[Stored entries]
■ ■ ■ ■

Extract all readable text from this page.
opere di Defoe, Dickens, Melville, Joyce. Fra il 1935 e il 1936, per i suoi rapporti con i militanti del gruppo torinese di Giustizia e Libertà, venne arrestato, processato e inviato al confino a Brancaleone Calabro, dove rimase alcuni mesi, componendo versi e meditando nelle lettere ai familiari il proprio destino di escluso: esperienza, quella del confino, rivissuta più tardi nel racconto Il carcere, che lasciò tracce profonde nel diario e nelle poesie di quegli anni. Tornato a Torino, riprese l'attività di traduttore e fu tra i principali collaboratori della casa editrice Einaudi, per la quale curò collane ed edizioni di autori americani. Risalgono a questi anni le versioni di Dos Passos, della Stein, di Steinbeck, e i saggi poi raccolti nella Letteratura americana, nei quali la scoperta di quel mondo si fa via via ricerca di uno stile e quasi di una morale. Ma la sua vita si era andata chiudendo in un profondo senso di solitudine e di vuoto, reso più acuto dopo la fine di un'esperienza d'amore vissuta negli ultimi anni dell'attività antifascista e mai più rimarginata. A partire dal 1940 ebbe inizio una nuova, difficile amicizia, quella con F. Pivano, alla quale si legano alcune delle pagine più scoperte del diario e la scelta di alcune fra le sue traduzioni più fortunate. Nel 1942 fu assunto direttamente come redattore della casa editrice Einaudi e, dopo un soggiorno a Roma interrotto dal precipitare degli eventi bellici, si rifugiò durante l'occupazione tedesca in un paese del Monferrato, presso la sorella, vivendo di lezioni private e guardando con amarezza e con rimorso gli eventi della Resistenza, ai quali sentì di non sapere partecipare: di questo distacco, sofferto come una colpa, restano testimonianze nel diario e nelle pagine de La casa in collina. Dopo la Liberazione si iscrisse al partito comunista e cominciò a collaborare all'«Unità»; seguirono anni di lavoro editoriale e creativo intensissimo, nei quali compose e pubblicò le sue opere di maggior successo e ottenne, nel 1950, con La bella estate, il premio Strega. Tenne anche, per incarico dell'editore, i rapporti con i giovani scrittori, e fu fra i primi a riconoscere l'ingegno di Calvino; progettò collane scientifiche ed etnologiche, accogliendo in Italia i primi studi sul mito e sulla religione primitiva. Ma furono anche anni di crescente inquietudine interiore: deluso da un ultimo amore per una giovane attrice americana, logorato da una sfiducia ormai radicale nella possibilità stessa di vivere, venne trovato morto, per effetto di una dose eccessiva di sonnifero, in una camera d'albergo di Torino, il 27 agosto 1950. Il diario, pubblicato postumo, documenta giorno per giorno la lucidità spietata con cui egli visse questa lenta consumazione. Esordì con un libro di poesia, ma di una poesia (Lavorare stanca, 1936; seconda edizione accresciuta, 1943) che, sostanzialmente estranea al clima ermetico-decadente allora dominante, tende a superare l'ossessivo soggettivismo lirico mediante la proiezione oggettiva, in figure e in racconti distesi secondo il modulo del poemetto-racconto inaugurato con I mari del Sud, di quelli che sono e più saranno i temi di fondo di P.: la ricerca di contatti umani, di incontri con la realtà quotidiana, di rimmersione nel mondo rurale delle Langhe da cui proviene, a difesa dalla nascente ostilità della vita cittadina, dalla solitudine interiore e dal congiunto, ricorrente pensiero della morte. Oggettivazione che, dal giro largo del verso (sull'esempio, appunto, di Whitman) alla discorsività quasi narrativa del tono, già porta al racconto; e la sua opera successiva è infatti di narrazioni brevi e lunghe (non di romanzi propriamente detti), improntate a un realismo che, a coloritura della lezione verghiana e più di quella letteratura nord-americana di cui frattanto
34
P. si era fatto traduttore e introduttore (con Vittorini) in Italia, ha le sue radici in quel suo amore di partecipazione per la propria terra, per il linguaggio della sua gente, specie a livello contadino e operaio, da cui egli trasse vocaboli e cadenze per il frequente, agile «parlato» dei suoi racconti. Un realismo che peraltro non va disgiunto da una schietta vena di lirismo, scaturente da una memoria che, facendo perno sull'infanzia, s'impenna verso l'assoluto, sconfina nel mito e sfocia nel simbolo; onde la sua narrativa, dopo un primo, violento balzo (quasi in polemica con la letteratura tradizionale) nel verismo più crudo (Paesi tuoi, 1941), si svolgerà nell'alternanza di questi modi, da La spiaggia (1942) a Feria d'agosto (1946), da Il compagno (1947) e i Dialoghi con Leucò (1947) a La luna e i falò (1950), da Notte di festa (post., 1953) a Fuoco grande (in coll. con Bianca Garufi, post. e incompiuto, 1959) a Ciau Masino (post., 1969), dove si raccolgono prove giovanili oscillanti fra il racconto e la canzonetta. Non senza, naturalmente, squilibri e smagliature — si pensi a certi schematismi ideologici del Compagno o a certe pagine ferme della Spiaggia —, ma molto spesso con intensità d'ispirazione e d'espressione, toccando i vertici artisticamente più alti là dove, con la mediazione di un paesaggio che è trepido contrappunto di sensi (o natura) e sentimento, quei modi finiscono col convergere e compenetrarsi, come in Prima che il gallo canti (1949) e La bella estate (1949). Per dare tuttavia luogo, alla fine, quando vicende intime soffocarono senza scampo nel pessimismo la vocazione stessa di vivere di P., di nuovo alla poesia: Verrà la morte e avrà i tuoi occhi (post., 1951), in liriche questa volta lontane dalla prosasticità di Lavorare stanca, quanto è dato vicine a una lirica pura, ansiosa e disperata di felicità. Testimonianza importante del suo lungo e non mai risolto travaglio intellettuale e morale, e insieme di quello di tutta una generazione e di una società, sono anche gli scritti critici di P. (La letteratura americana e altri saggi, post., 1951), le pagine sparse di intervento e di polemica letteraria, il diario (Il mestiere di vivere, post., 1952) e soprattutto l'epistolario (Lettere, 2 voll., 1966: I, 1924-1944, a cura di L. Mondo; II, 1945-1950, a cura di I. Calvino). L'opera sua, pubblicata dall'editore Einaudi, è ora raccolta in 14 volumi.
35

■ ■ ■ ■

What you need to do: Copy the material above verbatim.

Solution below:
Extract all readable text from this page.
opere di Defoe, Dickens, Melville, Joyce. Fra il 1935 e il 1936, per i suoi rapporti con i militanti del gruppo torinese di Giustizia e Libertà, venne arrestato, processato e inviato al confino a Brancaleone Calabro, dove rimase alcuni mesi, componendo versi e meditando nelle lettere ai familiari il proprio destino di escluso: esperienza, quella del confino, rivissuta più tardi nel racconto Il carcere, che lasciò tracce profonde nel diario e nelle poesie di quegli anni. Tornato a Torino, riprese l'attività di traduttore e fu tra i principali collaboratori della casa editrice Einaudi, per la quale curò collane ed edizioni di autori americani. Risalgono a questi anni le versioni di Dos Passos, della Stein, di Steinbeck, e i saggi poi raccolti nella Letteratura americana, nei quali la scoperta di quel mondo si fa via via ricerca di uno stile e quasi di una morale. Ma la sua vita si era andata chiudendo in un profondo senso di solitudine e di vuoto, reso più acuto dopo la fine di un'esperienza d'amore vissuta negli ultimi anni dell'attività antifascista e mai più rimarginata. A partire dal 1940 ebbe inizio una nuova, difficile amicizia, quella con F. Pivano, alla quale si legano alcune delle pagine più scoperte del diario e la scelta di alcune fra le sue traduzioni più fortunate. Nel 1942 fu assunto direttamente come redattore della casa editrice Einaudi e, dopo un soggiorno a Roma interrotto dal precipitare degli eventi bellici, si rifugiò durante l'occupazione tedesca in un paese del Monferrato, presso la sorella, vivendo di lezioni private e guardando con amarezza e con rimorso gli eventi della Resistenza, ai quali sentì di non sapere partecipare: di questo distacco, sofferto come una colpa, restano testimonianze nel diario e nelle pagine de La casa in collina. Dopo la Liberazione si iscrisse al partito comunista e cominciò a collaborare all'«Unità»; seguirono anni di lavoro editoriale e creativo intensissimo, nei quali compose e pubblicò le sue opere di maggior successo e ottenne, nel 1950, con La bella estate, il premio Strega. Tenne anche, per incarico dell'editore, i rapporti con i giovani scrittori, e fu fra i primi a riconoscere l'ingegno di Calvino; progettò collane scientifiche ed etnologiche, accogliendo in Italia i primi studi sul mito e sulla religione primitiva. Ma furono anche anni di crescente inquietudine interiore: deluso da un ultimo amore per una giovane attrice americana, logorato da una sfiducia ormai radicale nella possibilità stessa di vivere, venne trovato morto, per effetto di una dose eccessiva di sonnifero, in una camera d'albergo di Torino, il 27 agosto 1950. Il diario, pubblicato postumo, documenta giorno per giorno la lucidità spietata con cui egli visse questa lenta consumazione. Esordì con un libro di poesia, ma di una poesia (Lavorare stanca, 1936; seconda edizione accresciuta, 1943) che, sostanzialmente estranea al clima ermetico-decadente allora dominante, tende a superare l'ossessivo soggettivismo lirico mediante la proiezione oggettiva, in figure e in racconti distesi secondo il modulo del poemetto-racconto inaugurato con I mari del Sud, di quelli che sono e più saranno i temi di fondo di P.: la ricerca di contatti umani, di incontri con la realtà quotidiana, di rimmersione nel mondo rurale delle Langhe da cui proviene, a difesa dalla nascente ostilità della vita cittadina, dalla solitudine interiore e dal congiunto, ricorrente pensiero della morte. Oggettivazione che, dal giro largo del verso (sull'esempio, appunto, di Whitman) alla discorsività quasi narrativa del tono, già porta al racconto; e la sua opera successiva è infatti di narrazioni brevi e lunghe (non di romanzi propriamente detti), improntate a un realismo che, a coloritura della lezione verghiana e più di quella letteratura nord-americana di cui frattanto
34
P. si era fatto traduttore e introduttore (con Vittorini) in Italia, ha le sue radici in quel suo amore di partecipazione per la propria terra, per il linguaggio della sua gente, specie a livello contadino e operaio, da cui egli trasse vocaboli e cadenze per il frequente, agile «parlato» dei suoi racconti. Un realismo che peraltro non va disgiunto da una schietta vena di lirismo, scaturente da una memoria che, facendo perno sull'infanzia, s'impenna verso l'assoluto, sconfina nel mito e sfocia nel simbolo; onde la sua narrativa, dopo un primo, violento balzo (quasi in polemica con la letteratura tradizionale) nel verismo più crudo (Paesi tuoi, 1941), si svolgerà nell'alternanza di questi modi, da La spiaggia (1942) a Feria d'agosto (1946), da Il compagno (1947) e i Dialoghi con Leucò (1947) a La luna e i falò (1950), da Notte di festa (post., 1953) a Fuoco grande (in coll. con Bianca Garufi, post. e incompiuto, 1959) a Ciau Masino (post., 1969), dove si raccolgono prove giovanili oscillanti fra il racconto e la canzonetta. Non senza, naturalmente, squilibri e smagliature — si pensi a certi schematismi ideologici del Compagno o a certe pagine ferme della Spiaggia —, ma molto spesso con intensità d'ispirazione e d'espressione, toccando i vertici artisticamente più alti là dove, con la mediazione di un paesaggio che è trepido contrappunto di sensi (o natura) e sentimento, quei modi finiscono col convergere e compenetrarsi, come in Prima che il gallo canti (1949) e La bella estate (1949). Per dare tuttavia luogo, alla fine, quando vicende intime soffocarono senza scampo nel pessimismo la vocazione stessa di vivere di P., di nuovo alla poesia: Verrà la morte e avrà i tuoi occhi (post., 1951), in liriche questa volta lontane dalla prosasticità di Lavorare stanca, quanto è dato vicine a una lirica pura, ansiosa e disperata di felicità. Testimonianza importante del suo lungo e non mai risolto travaglio intellettuale e morale, e insieme di quello di tutta una generazione e di una società, sono anche gli scritti critici di P. (La letteratura americana e altri saggi, post., 1951), le pagine sparse di intervento e di polemica letteraria, il diario (Il mestiere di vivere, post., 1952) e soprattutto l'epistolario (Lettere, 2 voll., 1966: I, 1924-1944, a cura di L. Mondo; II, 1945-1950, a cura di I. Calvino). L'opera sua, pubblicata dall'editore Einaudi, è ora raccolta in 14 volumi.
35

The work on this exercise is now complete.